_To be done_
Copy out each line below that has the word "animals" in it.

_Dataset entries_
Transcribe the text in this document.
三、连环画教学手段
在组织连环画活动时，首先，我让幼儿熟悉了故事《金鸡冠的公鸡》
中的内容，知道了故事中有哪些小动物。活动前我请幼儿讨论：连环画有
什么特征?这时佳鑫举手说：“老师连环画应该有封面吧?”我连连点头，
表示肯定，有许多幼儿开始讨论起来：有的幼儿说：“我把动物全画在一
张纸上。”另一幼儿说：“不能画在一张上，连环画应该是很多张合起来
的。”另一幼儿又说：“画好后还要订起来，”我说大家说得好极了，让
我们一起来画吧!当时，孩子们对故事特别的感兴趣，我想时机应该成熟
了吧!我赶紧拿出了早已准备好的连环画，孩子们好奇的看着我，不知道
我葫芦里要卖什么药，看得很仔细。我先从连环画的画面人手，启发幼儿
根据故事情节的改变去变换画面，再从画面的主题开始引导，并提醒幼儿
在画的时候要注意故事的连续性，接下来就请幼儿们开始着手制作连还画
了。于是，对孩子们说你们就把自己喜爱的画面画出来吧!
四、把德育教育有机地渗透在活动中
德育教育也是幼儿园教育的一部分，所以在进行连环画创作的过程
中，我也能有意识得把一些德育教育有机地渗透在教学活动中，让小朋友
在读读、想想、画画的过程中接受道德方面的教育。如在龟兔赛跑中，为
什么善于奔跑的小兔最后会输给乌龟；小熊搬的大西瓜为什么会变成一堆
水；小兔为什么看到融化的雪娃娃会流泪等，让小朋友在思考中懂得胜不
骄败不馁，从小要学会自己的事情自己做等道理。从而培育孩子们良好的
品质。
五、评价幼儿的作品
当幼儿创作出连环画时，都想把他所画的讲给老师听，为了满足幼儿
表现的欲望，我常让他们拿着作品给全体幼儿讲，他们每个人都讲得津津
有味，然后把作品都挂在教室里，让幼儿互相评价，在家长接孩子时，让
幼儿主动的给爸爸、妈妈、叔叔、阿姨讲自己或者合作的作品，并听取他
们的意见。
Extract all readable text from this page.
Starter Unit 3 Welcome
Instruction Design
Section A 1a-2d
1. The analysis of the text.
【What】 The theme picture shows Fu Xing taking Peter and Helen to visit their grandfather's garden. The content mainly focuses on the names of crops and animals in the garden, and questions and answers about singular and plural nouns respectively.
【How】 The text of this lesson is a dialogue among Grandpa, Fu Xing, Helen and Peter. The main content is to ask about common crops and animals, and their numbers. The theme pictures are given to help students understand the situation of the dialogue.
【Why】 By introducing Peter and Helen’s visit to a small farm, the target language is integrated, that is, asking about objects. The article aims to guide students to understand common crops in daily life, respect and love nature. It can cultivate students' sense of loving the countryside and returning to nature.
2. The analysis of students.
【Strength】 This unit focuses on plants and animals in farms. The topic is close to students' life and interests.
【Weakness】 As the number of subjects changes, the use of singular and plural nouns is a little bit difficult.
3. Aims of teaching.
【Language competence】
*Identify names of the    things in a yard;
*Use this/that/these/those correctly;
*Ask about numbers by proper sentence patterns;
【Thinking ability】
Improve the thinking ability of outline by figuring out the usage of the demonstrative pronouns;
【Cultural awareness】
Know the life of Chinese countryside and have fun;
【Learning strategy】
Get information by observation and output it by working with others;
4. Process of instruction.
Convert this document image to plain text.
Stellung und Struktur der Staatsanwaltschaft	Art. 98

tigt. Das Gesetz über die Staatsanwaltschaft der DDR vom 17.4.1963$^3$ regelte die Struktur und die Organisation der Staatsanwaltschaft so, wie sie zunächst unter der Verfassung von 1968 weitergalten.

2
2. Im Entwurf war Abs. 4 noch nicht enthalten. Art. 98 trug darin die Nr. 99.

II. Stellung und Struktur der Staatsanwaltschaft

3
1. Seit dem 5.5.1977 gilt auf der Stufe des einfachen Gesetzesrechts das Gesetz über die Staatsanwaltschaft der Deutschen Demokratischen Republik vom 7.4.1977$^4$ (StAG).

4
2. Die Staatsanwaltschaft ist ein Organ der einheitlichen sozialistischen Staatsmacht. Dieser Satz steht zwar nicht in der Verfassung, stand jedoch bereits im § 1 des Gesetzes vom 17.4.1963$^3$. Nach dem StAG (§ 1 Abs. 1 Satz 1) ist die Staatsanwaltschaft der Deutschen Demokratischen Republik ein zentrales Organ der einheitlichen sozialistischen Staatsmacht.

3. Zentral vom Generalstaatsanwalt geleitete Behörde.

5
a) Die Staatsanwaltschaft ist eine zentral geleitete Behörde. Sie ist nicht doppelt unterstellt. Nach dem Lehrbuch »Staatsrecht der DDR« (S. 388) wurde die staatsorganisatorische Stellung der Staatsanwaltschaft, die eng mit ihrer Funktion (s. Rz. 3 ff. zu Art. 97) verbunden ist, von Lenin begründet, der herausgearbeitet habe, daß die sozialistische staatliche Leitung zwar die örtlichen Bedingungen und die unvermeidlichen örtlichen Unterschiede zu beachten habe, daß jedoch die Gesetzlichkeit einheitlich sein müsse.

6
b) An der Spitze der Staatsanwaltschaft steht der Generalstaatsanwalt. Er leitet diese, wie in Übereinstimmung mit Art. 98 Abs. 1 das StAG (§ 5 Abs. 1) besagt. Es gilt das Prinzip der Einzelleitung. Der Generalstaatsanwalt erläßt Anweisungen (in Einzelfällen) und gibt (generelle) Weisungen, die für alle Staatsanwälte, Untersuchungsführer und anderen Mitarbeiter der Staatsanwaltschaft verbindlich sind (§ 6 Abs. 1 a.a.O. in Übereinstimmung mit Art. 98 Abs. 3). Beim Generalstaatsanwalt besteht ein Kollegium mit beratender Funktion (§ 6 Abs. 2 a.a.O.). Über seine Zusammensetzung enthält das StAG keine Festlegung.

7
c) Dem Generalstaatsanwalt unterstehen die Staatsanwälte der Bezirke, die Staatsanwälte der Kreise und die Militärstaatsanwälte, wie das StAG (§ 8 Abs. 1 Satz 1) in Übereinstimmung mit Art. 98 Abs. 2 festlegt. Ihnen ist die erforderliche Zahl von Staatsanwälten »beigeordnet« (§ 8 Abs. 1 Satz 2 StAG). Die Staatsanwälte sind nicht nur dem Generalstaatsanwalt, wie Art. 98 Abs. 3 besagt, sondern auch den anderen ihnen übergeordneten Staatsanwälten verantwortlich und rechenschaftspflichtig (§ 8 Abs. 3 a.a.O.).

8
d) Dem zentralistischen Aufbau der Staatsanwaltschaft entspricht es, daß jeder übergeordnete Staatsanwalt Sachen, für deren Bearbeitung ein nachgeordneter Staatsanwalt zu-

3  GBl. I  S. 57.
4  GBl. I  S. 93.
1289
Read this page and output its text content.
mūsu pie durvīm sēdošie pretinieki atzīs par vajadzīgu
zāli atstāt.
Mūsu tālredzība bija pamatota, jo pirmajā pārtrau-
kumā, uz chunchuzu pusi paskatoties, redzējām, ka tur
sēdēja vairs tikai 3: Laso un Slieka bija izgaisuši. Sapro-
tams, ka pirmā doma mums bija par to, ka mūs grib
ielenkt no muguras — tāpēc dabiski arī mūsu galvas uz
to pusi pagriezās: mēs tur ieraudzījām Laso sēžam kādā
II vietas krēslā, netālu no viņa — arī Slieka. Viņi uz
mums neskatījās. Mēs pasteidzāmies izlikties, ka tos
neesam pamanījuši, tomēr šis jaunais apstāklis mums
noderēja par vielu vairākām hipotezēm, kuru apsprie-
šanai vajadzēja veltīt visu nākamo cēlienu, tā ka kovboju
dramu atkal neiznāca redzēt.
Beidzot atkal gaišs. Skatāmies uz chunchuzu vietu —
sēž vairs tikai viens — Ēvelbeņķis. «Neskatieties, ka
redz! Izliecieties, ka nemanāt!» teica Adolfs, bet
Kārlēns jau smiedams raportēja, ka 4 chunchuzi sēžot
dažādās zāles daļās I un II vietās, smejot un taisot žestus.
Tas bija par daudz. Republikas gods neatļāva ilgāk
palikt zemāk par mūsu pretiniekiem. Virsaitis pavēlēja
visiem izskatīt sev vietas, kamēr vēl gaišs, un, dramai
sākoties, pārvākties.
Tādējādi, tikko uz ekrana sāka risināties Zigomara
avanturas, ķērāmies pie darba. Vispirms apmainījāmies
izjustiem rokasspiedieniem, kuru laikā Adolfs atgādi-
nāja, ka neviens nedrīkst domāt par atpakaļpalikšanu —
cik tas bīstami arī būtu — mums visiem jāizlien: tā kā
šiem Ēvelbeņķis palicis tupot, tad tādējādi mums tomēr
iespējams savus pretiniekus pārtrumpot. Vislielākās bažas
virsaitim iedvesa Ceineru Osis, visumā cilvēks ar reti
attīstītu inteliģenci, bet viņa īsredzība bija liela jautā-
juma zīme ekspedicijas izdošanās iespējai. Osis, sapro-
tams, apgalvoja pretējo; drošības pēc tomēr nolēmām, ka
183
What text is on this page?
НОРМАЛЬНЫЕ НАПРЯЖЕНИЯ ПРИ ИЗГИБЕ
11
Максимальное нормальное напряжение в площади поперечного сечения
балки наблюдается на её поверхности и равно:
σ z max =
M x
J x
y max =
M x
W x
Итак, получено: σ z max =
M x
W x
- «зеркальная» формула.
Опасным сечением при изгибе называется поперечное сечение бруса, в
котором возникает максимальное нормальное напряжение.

_Exercise response_
【What】 The theme picture shows Fu Xing taking Peter and Helen to visit their grandfather's garden. The content mainly focuses on the names of crops and animals in the garden, and questions and answers about singular and plural nouns respectively.
【How】 The text of this lesson is a dialogue among Grandpa, Fu Xing, Helen and Peter. The main content is to ask about common crops and animals, and their numbers. The theme pictures are given to help students understand the situation of the dialogue.
【Strength】 This unit focuses on plants and animals in farms. The topic is close to students' life and interests.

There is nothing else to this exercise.